- [What the task requires]
Give the listing again in full, exactly as written.

- [Stored rows]

....

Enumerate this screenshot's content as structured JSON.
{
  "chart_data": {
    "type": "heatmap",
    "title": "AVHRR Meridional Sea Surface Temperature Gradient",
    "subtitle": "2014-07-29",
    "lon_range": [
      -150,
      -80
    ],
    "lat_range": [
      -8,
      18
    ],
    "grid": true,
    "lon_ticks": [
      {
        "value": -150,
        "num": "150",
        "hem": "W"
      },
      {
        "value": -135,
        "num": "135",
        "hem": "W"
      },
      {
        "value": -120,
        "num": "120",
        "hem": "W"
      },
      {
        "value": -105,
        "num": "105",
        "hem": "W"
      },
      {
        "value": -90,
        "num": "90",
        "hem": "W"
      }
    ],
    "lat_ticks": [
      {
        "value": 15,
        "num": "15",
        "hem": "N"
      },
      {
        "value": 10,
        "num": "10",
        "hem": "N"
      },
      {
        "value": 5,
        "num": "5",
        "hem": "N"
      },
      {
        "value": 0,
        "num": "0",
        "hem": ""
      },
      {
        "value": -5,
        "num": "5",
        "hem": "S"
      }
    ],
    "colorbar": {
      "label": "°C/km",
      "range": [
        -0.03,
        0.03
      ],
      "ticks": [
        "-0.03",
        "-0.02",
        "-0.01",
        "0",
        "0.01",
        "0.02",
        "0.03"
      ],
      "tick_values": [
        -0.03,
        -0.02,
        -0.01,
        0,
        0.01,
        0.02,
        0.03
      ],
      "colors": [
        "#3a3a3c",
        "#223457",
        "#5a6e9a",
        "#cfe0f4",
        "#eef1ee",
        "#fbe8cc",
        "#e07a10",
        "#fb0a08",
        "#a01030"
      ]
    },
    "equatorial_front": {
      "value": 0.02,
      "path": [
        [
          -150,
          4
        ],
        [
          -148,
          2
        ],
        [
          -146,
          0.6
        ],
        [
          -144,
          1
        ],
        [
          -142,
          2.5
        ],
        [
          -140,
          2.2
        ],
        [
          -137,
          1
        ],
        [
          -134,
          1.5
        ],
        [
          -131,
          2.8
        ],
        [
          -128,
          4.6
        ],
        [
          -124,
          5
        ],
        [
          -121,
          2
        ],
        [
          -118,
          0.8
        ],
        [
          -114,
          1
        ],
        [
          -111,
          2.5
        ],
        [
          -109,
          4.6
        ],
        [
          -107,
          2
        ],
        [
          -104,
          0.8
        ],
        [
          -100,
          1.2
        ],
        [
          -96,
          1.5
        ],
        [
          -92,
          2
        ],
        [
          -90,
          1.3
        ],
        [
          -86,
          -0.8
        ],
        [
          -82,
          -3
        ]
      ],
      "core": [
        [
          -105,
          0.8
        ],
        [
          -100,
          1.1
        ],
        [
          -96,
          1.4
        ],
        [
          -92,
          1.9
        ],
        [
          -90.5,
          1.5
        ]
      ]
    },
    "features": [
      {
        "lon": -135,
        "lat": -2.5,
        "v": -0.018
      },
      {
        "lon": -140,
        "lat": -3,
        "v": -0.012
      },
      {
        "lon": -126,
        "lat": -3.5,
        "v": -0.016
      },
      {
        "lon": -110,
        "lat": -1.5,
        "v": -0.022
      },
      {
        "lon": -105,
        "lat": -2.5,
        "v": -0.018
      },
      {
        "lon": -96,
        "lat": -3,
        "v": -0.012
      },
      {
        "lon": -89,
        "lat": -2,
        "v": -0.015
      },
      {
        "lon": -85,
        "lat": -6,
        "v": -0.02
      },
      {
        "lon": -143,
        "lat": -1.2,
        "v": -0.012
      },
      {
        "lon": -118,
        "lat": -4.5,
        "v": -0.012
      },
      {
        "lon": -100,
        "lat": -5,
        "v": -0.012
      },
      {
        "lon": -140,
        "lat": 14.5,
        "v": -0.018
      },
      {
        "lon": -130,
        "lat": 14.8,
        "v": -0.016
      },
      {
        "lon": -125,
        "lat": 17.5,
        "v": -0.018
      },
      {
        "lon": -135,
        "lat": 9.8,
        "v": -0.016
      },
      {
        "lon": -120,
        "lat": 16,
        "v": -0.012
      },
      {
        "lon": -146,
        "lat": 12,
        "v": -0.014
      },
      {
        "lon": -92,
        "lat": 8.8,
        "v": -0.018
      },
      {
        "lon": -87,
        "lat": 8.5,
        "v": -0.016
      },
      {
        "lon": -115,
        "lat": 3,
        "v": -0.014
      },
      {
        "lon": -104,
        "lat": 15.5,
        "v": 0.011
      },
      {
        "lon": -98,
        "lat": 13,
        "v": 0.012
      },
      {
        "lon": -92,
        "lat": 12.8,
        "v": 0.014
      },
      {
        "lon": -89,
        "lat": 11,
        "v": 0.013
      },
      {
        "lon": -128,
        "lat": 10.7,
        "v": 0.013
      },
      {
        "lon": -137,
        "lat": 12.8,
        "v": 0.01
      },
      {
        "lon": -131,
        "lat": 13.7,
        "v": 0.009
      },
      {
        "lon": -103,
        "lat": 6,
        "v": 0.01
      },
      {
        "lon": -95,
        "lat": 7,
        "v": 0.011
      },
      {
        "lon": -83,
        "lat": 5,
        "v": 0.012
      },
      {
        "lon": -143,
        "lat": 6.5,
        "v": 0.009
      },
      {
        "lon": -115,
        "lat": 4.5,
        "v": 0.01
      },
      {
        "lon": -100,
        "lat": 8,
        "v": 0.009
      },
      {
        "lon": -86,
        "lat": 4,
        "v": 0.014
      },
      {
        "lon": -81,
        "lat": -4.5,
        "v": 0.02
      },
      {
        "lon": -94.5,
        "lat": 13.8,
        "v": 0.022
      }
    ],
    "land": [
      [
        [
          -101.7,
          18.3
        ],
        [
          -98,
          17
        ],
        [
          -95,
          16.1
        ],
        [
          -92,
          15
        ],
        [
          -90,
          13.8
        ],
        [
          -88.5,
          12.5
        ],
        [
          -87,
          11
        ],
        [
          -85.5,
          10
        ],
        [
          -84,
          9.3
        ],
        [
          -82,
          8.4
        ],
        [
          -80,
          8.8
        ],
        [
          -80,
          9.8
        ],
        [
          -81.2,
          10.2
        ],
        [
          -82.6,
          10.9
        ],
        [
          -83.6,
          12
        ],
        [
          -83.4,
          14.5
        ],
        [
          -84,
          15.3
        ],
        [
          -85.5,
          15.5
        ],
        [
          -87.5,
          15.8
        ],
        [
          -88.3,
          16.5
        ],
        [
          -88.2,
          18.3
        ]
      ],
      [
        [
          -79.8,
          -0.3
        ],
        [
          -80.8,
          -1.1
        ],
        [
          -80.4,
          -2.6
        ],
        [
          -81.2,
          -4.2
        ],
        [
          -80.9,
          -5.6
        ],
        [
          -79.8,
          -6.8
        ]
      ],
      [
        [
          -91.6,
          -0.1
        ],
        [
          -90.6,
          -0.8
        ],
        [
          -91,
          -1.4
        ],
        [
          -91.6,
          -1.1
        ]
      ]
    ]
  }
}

....

- [Output of the exercise]
Enumerate this screenshot's content as structured JSON.
{
  "chart_data": {
    "type": "heatmap",
    "title": "AVHRR Meridional Sea Surface Temperature Gradient",
    "subtitle": "2014-07-29",
    "lon_range": [
      -150,
      -80
    ],
    "lat_range": [
      -8,
      18
    ],
    "grid": true,
    "lon_ticks": [
      {
        "value": -150,
        "num": "150",
        "hem": "W"
      },
      {
        "value": -135,
        "num": "135",
        "hem": "W"
      },
      {
        "value": -120,
        "num": "120",
        "hem": "W"
      },
      {
        "value": -105,
        "num": "105",
        "hem": "W"
      },
      {
        "value": -90,
        "num": "90",
        "hem": "W"
      }
    ],
    "lat_ticks": [
      {
        "value": 15,
        "num": "15",
        "hem": "N"
      },
      {
        "value": 10,
        "num": "10",
        "hem": "N"
      },
      {
        "value": 5,
        "num": "5",
        "hem": "N"
      },
      {
        "value": 0,
        "num": "0",
        "hem": ""
      },
      {
        "value": -5,
        "num": "5",
        "hem": "S"
      }
    ],
    "colorbar": {
      "label": "°C/km",
      "range": [
        -0.03,
        0.03
      ],
      "ticks": [
        "-0.03",
        "-0.02",
        "-0.01",
        "0",
        "0.01",
        "0.02",
        "0.03"
      ],
      "tick_values": [
        -0.03,
        -0.02,
        -0.01,
        0,
        0.01,
        0.02,
        0.03
      ],
      "colors": [
        "#3a3a3c",
        "#223457",
        "#5a6e9a",
        "#cfe0f4",
        "#eef1ee",
        "#fbe8cc",
        "#e07a10",
        "#fb0a08",
        "#a01030"
      ]
    },
    "equatorial_front": {
      "value": 0.02,
      "path": [
        [
          -150,
          4
        ],
        [
          -148,
          2
        ],
        [
          -146,
          0.6
        ],
        [
          -144,
          1
        ],
        [
          -142,
          2.5
        ],
        [
          -140,
          2.2
        ],
        [
          -137,
          1
        ],
        [
          -134,
          1.5
        ],
        [
          -131,
          2.8
        ],
        [
          -128,
          4.6
        ],
        [
          -124,
          5
        ],
        [
          -121,
          2
        ],
        [
          -118,
          0.8
        ],
        [
          -114,
          1
        ],
        [
          -111,
          2.5
        ],
        [
          -109,
          4.6
        ],
        [
          -107,
          2
        ],
        [
          -104,
          0.8
        ],
        [
          -100,
          1.2
        ],
        [
          -96,
          1.5
        ],
        [
          -92,
          2
        ],
        [
          -90,
          1.3
        ],
        [
          -86,
          -0.8
        ],
        [
          -82,
          -3
        ]
      ],
      "core": [
        [
          -105,
          0.8
        ],
        [
          -100,
          1.1
        ],
        [
          -96,
          1.4
        ],
        [
          -92,
          1.9
        ],
        [
          -90.5,
          1.5
        ]
      ]
    },
    "features": [
      {
        "lon": -135,
        "lat": -2.5,
        "v": -0.018
      },
      {
        "lon": -140,
        "lat": -3,
        "v": -0.012
      },
      {
        "lon": -126,
        "lat": -3.5,
        "v": -0.016
      },
      {
        "lon": -110,
        "lat": -1.5,
        "v": -0.022
      },
      {
        "lon": -105,
        "lat": -2.5,
        "v": -0.018
      },
      {
        "lon": -96,
        "lat": -3,
        "v": -0.012
      },
      {
        "lon": -89,
        "lat": -2,
        "v": -0.015
      },
      {
        "lon": -85,
        "lat": -6,
        "v": -0.02
      },
      {
        "lon": -143,
        "lat": -1.2,
        "v": -0.012
      },
      {
        "lon": -118,
        "lat": -4.5,
        "v": -0.012
      },
      {
        "lon": -100,
        "lat": -5,
        "v": -0.012
      },
      {
        "lon": -140,
        "lat": 14.5,
        "v": -0.018
      },
      {
        "lon": -130,
        "lat": 14.8,
        "v": -0.016
      },
      {
        "lon": -125,
        "lat": 17.5,
        "v": -0.018
      },
      {
        "lon": -135,
        "lat": 9.8,
        "v": -0.016
      },
      {
        "lon": -120,
        "lat": 16,
        "v": -0.012
      },
      {
        "lon": -146,
        "lat": 12,
        "v": -0.014
      },
      {
        "lon": -92,
        "lat": 8.8,
        "v": -0.018
      },
      {
        "lon": -87,
        "lat": 8.5,
        "v": -0.016
      },
      {
        "lon": -115,
        "lat": 3,
        "v": -0.014
      },
      {
        "lon": -104,
        "lat": 15.5,
        "v": 0.011
      },
      {
        "lon": -98,
        "lat": 13,
        "v": 0.012
      },
      {
        "lon": -92,
        "lat": 12.8,
        "v": 0.014
      },
      {
        "lon": -89,
        "lat": 11,
        "v": 0.013
      },
      {
        "lon": -128,
        "lat": 10.7,
        "v": 0.013
      },
      {
        "lon": -137,
        "lat": 12.8,
        "v": 0.01
      },
      {
        "lon": -131,
        "lat": 13.7,
        "v": 0.009
      },
      {
        "lon": -103,
        "lat": 6,
        "v": 0.01
      },
      {
        "lon": -95,
        "lat": 7,
        "v": 0.011
      },
      {
        "lon": -83,
        "lat": 5,
        "v": 0.012
      },
      {
        "lon": -143,
        "lat": 6.5,
        "v": 0.009
      },
      {
        "lon": -115,
        "lat": 4.5,
        "v": 0.01
      },
      {
        "lon": -100,
        "lat": 8,
        "v": 0.009
      },
      {
        "lon": -86,
        "lat": 4,
        "v": 0.014
      },
      {
        "lon": -81,
        "lat": -4.5,
        "v": 0.02
      },
      {
        "lon": -94.5,
        "lat": 13.8,
        "v": 0.022
      }
    ],
    "land": [
      [
        [
          -101.7,
          18.3
        ],
        [
          -98,
          17
        ],
        [
          -95,
          16.1
        ],
        [
          -92,
          15
        ],
        [
          -90,
          13.8
        ],
        [
          -88.5,
          12.5
        ],
        [
          -87,
          11
        ],
        [
          -85.5,
          10
        ],
        [
          -84,
          9.3
        ],
        [
          -82,
          8.4
        ],
        [
          -80,
          8.8
        ],
        [
          -80,
          9.8
        ],
        [
          -81.2,
          10.2
        ],
        [
          -82.6,
          10.9
        ],
        [
          -83.6,
          12
        ],
        [
          -83.4,
          14.5
        ],
        [
          -84,
          15.3
        ],
        [
          -85.5,
          15.5
        ],
        [
          -87.5,
          15.8
        ],
        [
          -88.3,
          16.5
        ],
        [
          -88.2,
          18.3
        ]
      ],
      [
        [
          -79.8,
          -0.3
        ],
        [
          -80.8,
          -1.1
        ],
        [
          -80.4,
          -2.6
        ],
        [
          -81.2,
          -4.2
        ],
        [
          -80.9,
          -5.6
        ],
        [
          -79.8,
          -6.8
        ]
      ],
      [
        [
          -91.6,
          -0.1
        ],
        [
          -90.6,
          -0.8
        ],
        [
          -91,
          -1.4
        ],
        [
          -91.6,
          -1.1
        ]
      ]
    ]
  }
}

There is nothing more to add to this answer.